Request: Work out the number of lines containing "filter". Answer with nothing but that number.

Extracted data:
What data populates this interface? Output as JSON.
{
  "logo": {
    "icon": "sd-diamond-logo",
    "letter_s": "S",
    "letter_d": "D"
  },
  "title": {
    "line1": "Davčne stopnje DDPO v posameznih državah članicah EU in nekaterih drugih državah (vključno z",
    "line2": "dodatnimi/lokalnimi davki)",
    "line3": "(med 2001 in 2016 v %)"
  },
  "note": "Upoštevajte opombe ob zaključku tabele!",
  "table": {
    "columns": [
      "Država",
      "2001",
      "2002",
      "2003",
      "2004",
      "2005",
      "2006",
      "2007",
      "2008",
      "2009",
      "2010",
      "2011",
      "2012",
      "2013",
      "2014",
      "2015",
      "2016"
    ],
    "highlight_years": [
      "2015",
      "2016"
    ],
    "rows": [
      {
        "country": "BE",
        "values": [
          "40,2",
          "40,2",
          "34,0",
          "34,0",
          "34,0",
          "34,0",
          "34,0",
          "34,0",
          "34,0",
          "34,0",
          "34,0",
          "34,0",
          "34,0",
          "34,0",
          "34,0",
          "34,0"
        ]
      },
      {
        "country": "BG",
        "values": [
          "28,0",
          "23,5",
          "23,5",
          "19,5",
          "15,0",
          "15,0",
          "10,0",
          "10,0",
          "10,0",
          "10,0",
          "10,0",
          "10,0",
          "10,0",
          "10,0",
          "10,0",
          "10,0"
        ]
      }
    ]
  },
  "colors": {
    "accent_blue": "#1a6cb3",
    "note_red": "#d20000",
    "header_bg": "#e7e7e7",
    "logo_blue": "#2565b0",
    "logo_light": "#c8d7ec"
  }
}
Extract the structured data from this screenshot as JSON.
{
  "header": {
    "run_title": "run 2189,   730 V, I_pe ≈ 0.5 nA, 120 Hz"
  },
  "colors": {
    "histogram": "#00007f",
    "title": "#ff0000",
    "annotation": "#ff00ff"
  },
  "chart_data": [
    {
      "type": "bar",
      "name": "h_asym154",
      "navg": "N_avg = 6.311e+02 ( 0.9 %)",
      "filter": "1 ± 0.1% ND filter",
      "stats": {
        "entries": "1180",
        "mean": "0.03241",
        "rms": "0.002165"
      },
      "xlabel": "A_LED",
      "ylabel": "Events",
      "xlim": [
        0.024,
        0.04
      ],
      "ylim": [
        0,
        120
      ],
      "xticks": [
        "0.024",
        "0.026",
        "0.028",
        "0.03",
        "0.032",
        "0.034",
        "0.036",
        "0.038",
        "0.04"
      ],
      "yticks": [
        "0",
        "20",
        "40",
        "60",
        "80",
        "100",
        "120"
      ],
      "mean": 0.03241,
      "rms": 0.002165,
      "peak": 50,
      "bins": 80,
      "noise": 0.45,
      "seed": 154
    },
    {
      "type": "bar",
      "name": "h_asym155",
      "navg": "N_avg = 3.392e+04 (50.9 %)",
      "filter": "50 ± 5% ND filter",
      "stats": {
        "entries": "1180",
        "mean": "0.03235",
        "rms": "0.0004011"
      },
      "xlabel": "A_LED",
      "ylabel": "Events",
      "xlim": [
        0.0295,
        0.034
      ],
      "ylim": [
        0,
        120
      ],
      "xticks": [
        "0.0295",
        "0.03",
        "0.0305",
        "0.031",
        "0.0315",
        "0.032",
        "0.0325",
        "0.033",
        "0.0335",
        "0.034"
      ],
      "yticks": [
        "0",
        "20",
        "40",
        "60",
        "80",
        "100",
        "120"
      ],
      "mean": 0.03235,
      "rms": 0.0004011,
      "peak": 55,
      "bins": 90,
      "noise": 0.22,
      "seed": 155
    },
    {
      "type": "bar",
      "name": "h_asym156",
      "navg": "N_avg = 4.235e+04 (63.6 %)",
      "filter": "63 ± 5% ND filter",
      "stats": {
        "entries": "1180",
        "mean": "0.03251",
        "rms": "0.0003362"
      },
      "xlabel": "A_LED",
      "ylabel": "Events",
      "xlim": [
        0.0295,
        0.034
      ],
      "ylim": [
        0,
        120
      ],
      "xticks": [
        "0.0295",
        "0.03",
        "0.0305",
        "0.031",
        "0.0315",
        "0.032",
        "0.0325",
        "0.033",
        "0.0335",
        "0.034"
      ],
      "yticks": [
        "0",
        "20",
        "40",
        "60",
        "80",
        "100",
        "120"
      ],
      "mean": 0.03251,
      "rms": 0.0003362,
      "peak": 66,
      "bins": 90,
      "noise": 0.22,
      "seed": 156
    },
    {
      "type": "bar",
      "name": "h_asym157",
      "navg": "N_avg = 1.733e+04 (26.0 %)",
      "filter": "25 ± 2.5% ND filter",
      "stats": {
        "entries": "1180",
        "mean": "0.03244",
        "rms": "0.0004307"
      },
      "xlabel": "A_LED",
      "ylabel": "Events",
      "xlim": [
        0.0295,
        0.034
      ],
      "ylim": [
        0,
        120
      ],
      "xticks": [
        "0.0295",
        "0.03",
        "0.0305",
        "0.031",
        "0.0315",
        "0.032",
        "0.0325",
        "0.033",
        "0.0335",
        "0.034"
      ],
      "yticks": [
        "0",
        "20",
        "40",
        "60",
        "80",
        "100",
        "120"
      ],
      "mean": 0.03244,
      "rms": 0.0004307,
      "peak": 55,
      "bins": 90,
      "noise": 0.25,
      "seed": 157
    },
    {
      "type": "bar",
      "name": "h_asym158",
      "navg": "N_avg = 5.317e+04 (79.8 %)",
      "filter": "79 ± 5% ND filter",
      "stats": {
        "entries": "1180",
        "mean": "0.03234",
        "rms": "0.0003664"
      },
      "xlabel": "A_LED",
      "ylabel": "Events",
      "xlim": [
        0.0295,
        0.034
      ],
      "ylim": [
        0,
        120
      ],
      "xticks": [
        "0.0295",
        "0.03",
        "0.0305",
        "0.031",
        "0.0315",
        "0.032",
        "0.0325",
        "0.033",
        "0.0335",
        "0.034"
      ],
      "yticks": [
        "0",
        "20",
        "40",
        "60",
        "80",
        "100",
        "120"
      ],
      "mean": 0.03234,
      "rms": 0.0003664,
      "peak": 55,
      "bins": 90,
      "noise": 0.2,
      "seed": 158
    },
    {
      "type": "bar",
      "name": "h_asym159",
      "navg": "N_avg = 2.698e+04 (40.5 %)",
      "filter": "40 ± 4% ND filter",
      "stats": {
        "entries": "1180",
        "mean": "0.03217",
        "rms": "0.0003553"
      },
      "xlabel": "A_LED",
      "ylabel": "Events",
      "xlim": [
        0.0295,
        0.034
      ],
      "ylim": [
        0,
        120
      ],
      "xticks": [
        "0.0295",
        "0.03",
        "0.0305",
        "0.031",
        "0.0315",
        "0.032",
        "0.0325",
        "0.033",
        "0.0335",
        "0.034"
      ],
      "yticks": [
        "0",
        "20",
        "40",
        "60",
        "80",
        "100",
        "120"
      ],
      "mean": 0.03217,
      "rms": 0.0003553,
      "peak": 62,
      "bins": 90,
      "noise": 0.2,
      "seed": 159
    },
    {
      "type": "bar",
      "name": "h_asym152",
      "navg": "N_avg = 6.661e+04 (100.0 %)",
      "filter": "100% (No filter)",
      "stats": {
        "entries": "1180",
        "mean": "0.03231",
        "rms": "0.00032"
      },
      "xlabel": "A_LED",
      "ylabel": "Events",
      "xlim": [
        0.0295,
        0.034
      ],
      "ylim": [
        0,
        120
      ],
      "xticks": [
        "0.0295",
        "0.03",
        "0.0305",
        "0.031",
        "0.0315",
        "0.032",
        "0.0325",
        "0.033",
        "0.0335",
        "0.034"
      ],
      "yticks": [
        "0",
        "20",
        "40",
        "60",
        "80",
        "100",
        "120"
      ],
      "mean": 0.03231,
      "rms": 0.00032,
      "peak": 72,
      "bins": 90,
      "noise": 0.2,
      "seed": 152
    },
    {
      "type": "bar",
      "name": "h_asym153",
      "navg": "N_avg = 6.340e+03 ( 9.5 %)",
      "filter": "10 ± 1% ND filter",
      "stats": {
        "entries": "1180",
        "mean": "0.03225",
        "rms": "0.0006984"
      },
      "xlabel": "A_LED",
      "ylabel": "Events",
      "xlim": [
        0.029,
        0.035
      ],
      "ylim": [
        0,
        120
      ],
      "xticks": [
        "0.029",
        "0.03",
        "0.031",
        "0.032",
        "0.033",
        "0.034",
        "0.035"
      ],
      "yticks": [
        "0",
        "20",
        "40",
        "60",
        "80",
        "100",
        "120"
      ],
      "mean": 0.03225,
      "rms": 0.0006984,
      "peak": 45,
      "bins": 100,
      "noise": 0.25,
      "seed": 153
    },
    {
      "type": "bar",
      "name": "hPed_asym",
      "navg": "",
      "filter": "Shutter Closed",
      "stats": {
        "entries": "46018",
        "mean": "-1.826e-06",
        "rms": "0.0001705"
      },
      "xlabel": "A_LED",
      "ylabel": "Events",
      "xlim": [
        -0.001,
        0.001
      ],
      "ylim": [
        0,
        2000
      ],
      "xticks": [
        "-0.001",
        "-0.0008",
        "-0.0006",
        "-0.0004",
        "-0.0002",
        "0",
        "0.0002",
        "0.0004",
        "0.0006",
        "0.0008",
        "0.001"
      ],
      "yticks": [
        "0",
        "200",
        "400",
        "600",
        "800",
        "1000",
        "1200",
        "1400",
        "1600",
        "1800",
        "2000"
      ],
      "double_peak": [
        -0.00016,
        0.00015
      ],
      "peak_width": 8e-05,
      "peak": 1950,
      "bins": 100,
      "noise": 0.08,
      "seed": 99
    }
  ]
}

Task response: 9